▶ _Requirement_
For each line that holds "runs", copy the line out.

* BEGIN The input *

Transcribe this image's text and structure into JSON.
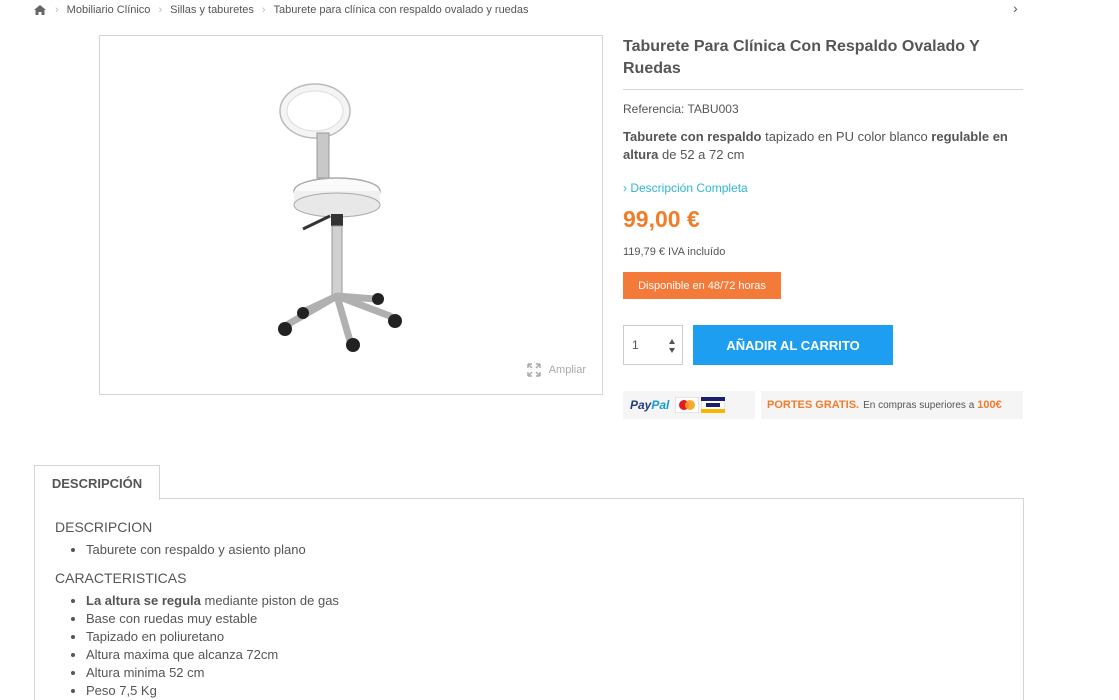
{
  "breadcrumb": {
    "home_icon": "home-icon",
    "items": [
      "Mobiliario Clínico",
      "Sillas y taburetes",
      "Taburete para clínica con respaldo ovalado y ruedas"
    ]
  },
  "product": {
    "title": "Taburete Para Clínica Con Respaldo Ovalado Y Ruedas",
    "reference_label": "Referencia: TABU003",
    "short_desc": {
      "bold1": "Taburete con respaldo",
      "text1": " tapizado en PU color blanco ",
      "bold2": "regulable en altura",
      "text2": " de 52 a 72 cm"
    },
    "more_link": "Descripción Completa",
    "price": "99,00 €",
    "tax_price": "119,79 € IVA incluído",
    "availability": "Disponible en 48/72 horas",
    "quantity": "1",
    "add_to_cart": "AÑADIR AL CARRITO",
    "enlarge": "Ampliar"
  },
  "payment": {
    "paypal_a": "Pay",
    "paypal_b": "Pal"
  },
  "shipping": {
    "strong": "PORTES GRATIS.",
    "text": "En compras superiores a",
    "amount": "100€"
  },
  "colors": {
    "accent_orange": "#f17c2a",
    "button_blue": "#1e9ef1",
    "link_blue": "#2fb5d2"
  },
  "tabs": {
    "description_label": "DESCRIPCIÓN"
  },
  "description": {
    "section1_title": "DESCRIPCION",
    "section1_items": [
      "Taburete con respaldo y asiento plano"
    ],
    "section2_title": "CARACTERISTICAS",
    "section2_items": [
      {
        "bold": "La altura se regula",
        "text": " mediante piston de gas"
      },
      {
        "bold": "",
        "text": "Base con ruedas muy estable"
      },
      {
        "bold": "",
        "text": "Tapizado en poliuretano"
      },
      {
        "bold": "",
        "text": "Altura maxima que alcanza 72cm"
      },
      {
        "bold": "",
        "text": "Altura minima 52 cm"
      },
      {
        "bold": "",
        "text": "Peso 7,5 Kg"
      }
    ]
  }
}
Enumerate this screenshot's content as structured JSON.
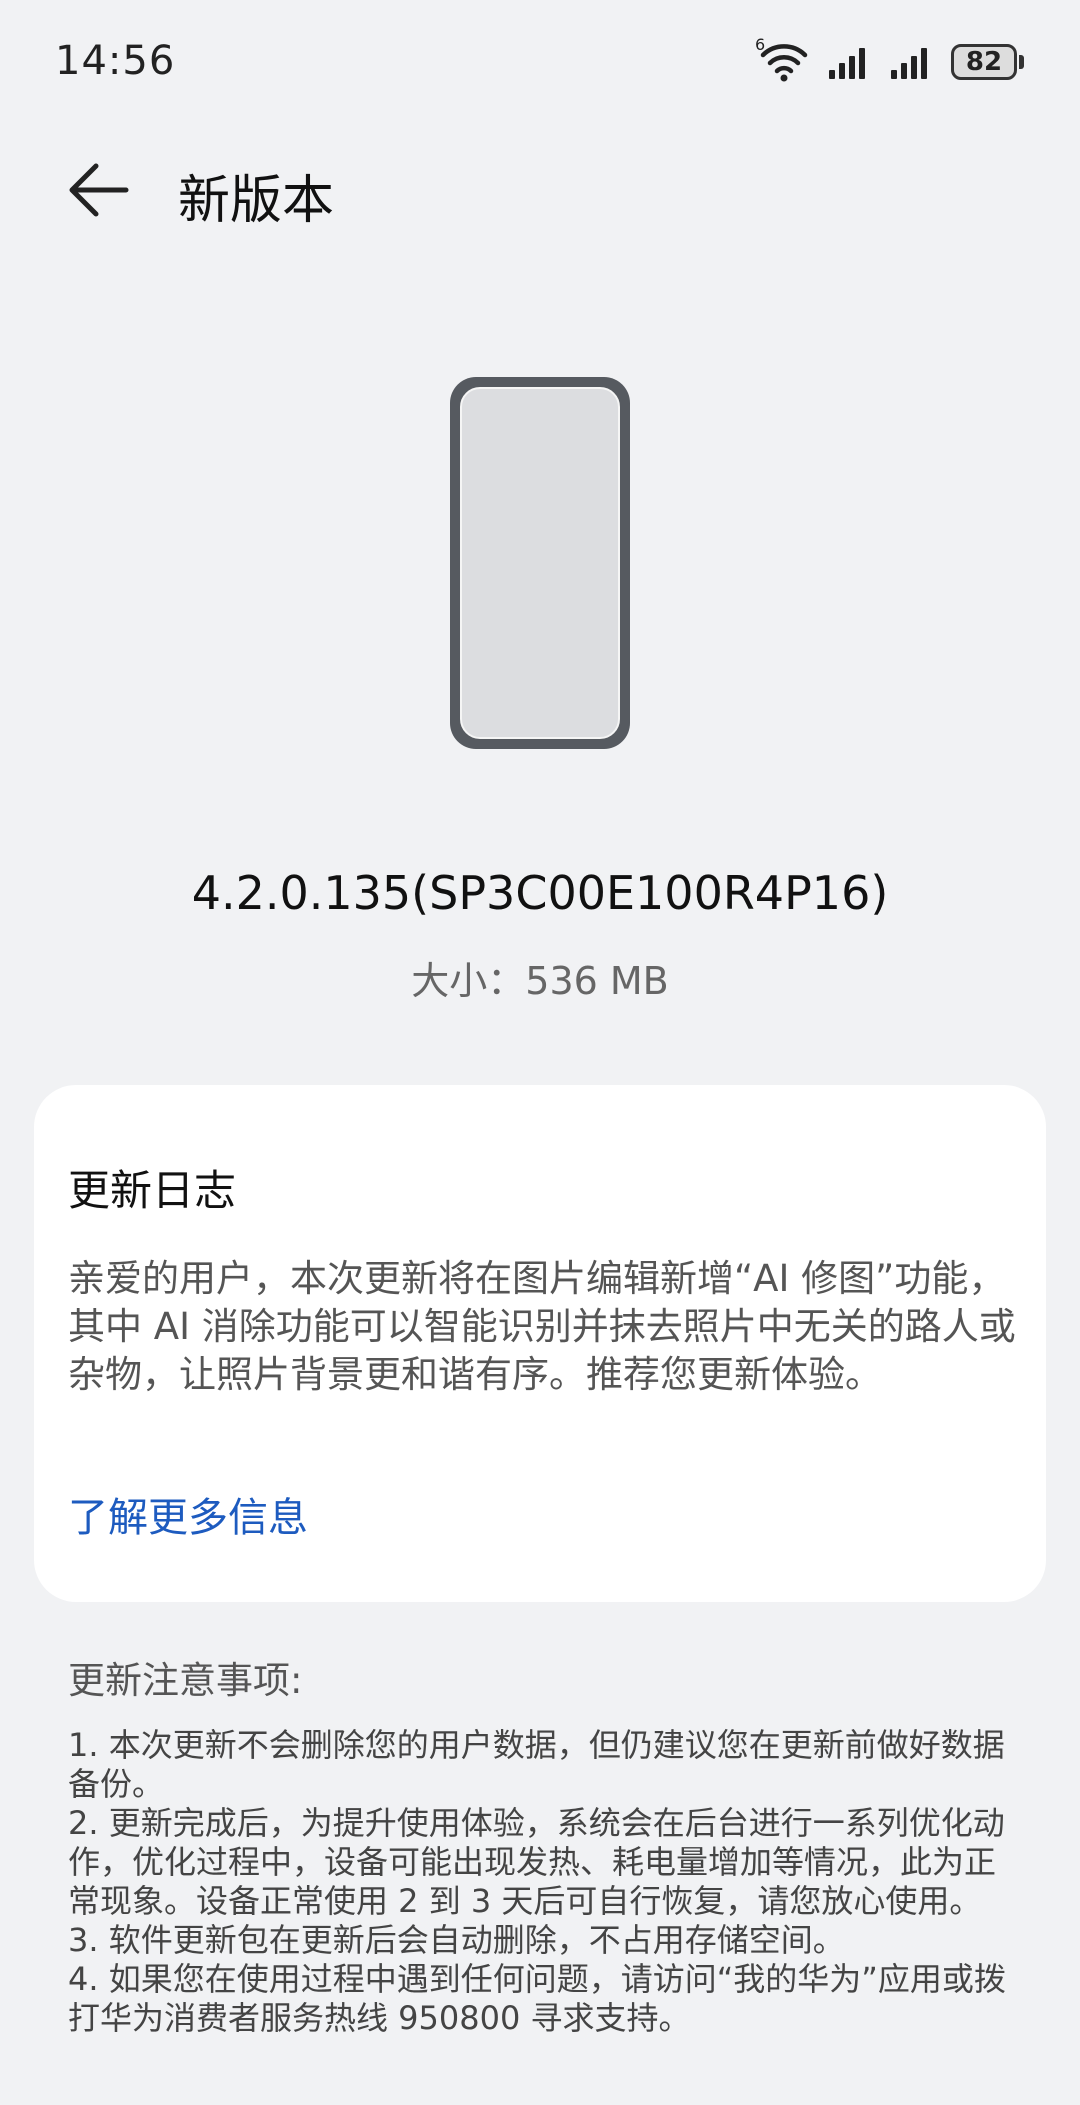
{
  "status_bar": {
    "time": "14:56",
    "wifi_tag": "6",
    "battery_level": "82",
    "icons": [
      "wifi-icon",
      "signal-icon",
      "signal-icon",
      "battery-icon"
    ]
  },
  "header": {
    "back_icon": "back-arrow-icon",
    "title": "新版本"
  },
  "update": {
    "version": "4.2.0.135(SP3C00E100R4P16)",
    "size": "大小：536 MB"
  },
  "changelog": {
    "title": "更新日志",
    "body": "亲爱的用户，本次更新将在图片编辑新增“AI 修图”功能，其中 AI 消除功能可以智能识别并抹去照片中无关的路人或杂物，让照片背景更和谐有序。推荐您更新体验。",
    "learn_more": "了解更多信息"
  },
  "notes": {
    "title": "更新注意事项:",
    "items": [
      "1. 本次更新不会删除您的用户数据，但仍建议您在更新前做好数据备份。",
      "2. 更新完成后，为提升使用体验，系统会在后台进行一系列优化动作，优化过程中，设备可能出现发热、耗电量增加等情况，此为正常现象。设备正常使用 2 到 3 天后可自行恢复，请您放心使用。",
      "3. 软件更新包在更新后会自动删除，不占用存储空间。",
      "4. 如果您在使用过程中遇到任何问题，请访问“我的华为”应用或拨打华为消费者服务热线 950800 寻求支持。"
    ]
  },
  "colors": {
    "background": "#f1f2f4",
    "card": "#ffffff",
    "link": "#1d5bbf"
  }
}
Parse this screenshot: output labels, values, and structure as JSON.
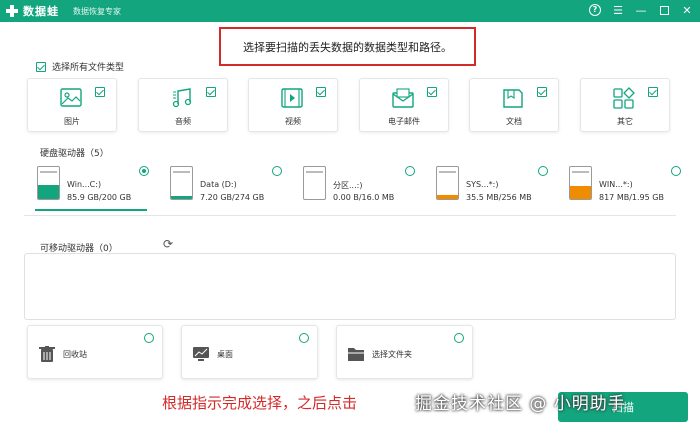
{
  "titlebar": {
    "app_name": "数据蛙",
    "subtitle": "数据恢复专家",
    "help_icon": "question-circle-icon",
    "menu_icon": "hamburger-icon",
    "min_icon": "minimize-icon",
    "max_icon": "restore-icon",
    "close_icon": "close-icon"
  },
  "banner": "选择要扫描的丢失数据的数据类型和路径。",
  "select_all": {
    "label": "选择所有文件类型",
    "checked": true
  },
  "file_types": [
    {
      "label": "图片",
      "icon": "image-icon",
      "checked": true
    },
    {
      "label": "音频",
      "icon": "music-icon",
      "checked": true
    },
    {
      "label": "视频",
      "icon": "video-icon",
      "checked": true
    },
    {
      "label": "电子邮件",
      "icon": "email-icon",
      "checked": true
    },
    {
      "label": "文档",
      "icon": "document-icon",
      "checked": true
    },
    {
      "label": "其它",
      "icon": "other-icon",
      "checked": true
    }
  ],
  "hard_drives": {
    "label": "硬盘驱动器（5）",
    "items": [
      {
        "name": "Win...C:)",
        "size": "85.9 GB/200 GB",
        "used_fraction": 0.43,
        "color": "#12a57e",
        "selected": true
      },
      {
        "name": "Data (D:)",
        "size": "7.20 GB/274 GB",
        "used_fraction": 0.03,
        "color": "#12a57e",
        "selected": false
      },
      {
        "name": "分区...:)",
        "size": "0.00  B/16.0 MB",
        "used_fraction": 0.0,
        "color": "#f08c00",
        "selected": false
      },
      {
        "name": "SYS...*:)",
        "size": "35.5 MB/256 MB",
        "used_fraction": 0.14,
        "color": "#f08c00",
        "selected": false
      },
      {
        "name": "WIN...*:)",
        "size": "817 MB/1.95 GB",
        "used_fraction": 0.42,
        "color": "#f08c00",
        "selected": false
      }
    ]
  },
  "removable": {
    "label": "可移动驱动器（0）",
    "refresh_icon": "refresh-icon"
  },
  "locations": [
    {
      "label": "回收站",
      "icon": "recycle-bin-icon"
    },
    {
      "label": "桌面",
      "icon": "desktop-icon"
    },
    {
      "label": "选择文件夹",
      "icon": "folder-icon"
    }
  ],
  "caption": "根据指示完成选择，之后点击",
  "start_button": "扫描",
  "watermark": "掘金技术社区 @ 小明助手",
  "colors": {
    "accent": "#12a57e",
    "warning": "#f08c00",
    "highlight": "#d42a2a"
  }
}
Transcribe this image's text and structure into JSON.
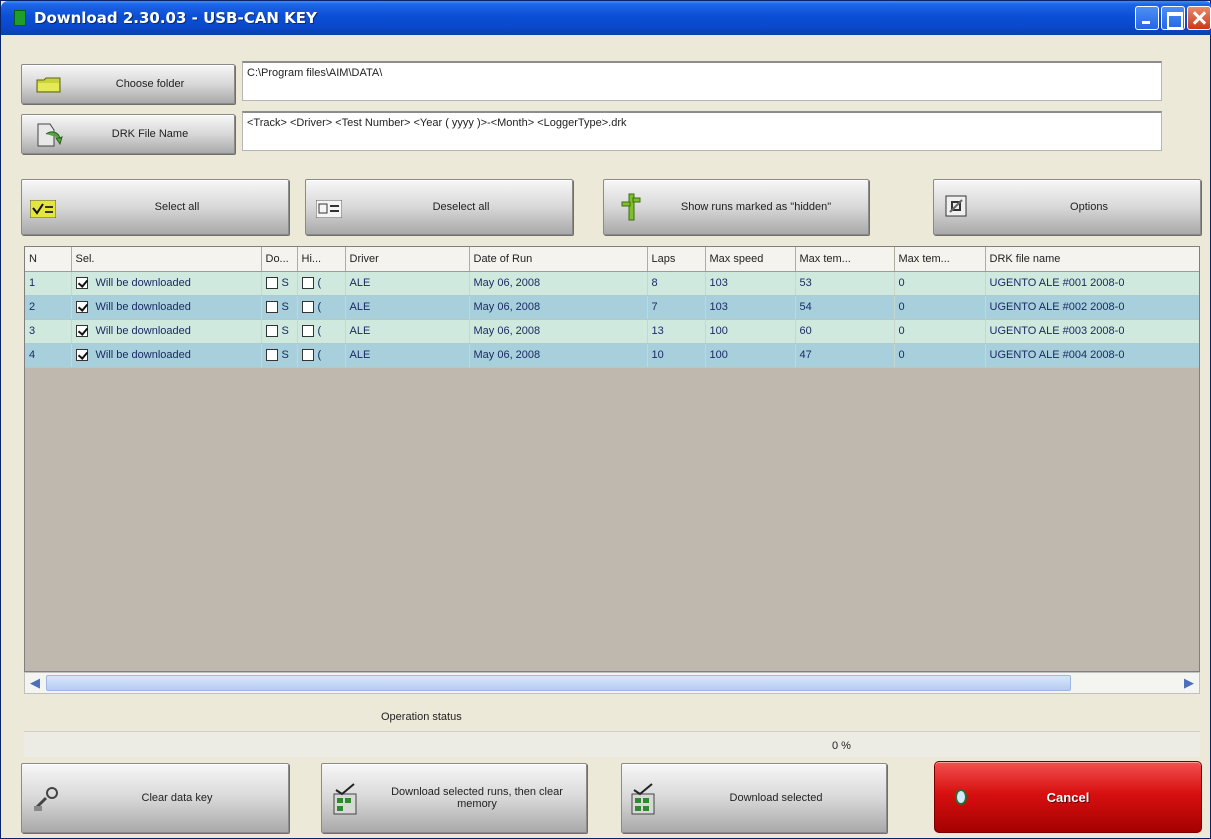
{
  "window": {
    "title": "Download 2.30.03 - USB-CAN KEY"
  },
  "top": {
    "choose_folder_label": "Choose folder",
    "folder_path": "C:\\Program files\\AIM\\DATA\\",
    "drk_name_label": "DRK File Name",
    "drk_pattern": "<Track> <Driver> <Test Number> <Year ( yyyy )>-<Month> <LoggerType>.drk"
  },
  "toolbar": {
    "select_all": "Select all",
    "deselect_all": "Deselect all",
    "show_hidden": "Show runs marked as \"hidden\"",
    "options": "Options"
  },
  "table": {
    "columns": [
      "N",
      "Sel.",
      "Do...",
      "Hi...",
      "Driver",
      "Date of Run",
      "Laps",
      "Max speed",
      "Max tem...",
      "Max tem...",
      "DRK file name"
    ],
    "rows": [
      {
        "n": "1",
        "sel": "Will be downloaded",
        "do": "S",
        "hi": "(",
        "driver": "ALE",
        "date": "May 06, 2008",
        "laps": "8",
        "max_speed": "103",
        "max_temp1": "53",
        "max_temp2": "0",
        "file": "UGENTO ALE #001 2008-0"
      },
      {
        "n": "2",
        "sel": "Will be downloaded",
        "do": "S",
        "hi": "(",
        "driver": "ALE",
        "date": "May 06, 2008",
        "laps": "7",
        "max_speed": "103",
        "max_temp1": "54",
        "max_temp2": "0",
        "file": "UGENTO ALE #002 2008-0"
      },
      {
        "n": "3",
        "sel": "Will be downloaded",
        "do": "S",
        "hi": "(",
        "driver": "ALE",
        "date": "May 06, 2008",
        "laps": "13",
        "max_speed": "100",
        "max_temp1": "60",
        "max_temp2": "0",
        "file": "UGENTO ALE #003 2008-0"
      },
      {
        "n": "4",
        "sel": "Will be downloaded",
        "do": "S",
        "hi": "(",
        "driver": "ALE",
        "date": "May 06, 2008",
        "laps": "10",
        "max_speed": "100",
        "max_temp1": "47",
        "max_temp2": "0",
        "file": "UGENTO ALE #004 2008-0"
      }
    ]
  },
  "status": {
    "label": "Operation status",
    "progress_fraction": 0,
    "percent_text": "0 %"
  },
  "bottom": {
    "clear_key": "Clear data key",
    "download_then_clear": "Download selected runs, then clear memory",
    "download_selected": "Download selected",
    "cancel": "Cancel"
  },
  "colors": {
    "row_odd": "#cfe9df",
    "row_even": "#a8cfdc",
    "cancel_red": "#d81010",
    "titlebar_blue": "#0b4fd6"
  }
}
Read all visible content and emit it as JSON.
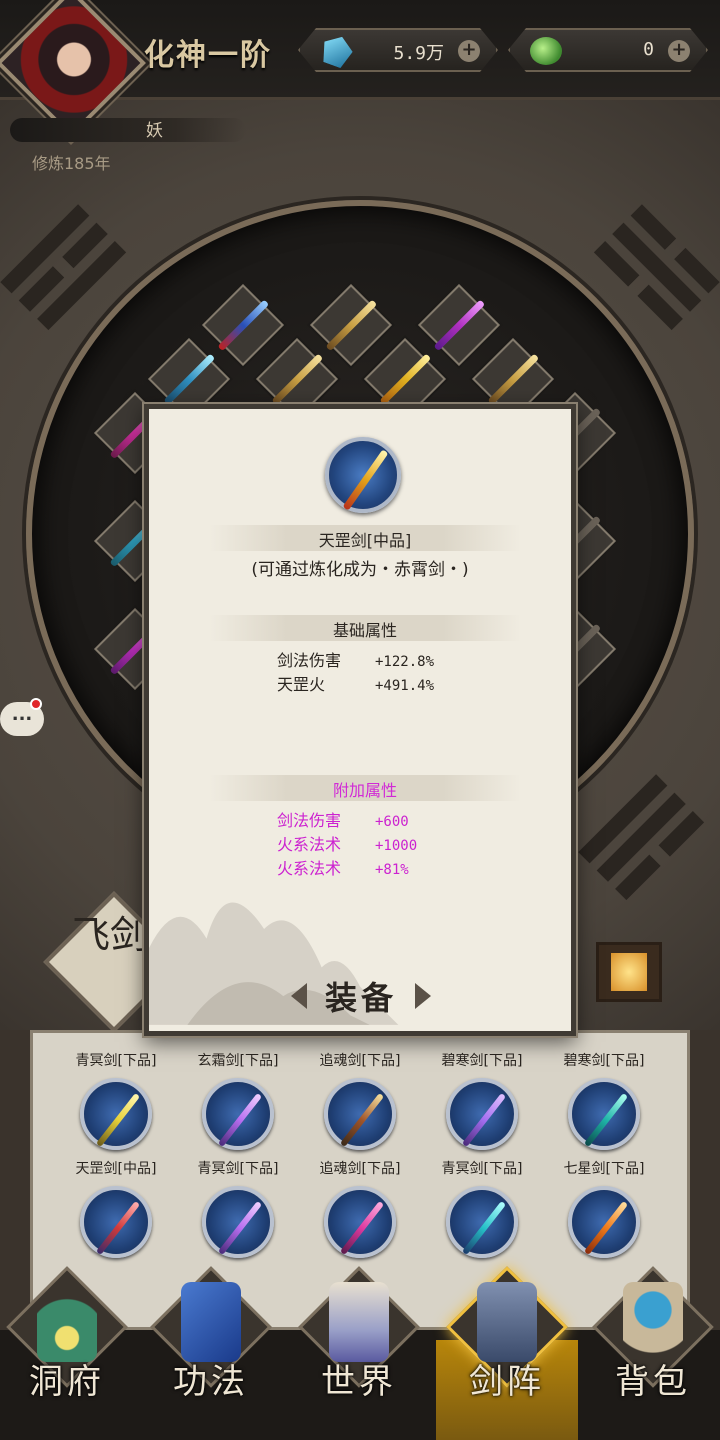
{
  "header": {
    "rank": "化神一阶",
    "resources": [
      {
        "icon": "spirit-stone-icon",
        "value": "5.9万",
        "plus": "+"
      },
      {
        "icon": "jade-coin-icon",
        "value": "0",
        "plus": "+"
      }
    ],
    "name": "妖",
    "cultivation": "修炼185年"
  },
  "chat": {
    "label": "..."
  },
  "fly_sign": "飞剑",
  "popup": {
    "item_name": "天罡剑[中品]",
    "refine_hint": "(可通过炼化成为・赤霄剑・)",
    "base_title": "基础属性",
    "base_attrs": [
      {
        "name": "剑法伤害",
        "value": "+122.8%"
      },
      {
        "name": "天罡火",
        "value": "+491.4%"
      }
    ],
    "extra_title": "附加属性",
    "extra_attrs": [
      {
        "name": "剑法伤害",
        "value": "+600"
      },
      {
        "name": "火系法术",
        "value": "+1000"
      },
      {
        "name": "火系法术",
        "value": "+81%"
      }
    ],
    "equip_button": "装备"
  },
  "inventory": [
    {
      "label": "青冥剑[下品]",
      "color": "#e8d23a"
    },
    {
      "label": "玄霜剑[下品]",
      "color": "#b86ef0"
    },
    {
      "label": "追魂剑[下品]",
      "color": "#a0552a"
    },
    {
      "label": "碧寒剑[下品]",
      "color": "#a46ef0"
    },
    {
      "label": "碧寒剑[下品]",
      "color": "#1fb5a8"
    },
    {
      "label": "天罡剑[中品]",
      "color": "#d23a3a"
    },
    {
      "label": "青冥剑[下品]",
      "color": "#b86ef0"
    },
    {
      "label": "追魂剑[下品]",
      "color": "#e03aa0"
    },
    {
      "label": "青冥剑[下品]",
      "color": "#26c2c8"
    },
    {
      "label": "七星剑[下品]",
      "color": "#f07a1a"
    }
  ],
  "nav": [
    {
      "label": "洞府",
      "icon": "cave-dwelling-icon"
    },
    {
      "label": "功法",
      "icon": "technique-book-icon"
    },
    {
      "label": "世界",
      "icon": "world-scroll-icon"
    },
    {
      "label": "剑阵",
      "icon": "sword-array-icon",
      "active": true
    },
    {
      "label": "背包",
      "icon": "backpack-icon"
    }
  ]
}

* END The input *

▶ _The solution_
    "show_hidden": "Show runs marked as \"hidden\"",
    "download_then_clear": "Download selected runs, then clear memory",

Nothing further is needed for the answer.